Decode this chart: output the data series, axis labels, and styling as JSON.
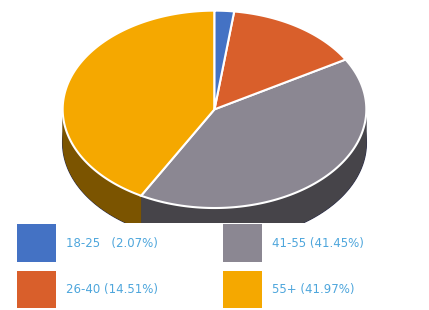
{
  "labels": [
    "18-25",
    "26-40",
    "41-55",
    "55+"
  ],
  "values": [
    2.07,
    14.51,
    41.45,
    41.97
  ],
  "colors": [
    "#4472C4",
    "#D95F2B",
    "#8B8792",
    "#F5A800"
  ],
  "side_colors": [
    "#2A4A8A",
    "#8A3A18",
    "#3D3A42",
    "#9A6A00"
  ],
  "depth_color": "#2E3150",
  "text_color": "#4EA6DC",
  "background_color": "#FFFFFF",
  "legend_items": [
    {
      "label": "18-25   (2.07%)",
      "color": "#4472C4"
    },
    {
      "label": "41-55 (41.45%)",
      "color": "#8B8792"
    },
    {
      "label": "26-40 (14.51%)",
      "color": "#D95F2B"
    },
    {
      "label": "55+ (41.97%)",
      "color": "#F5A800"
    }
  ],
  "startangle": 90,
  "figsize": [
    4.29,
    3.1
  ],
  "dpi": 100
}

···

WHAT THE EXERCISE ASKS: Nothing but the pictures may be dropped; output the records above exactly.

RESPONSE TO THIS EXERCISE:
Decode this chart: output the data series, axis labels, and styling as JSON.
{
  "labels": [
    "18-25",
    "26-40",
    "41-55",
    "55+"
  ],
  "values": [
    2.07,
    14.51,
    41.45,
    41.97
  ],
  "colors": [
    "#4472C4",
    "#D95F2B",
    "#8B8792",
    "#F5A800"
  ],
  "side_colors": [
    "#2A4A8A",
    "#8A3A18",
    "#3D3A42",
    "#9A6A00"
  ],
  "depth_color": "#2E3150",
  "text_color": "#4EA6DC",
  "background_color": "#FFFFFF",
  "legend_items": [
    {
      "label": "18-25   (2.07%)",
      "color": "#4472C4"
    },
    {
      "label": "41-55 (41.45%)",
      "color": "#8B8792"
    },
    {
      "label": "26-40 (14.51%)",
      "color": "#D95F2B"
    },
    {
      "label": "55+ (41.97%)",
      "color": "#F5A800"
    }
  ],
  "startangle": 90,
  "figsize": [
    4.29,
    3.1
  ],
  "dpi": 100
}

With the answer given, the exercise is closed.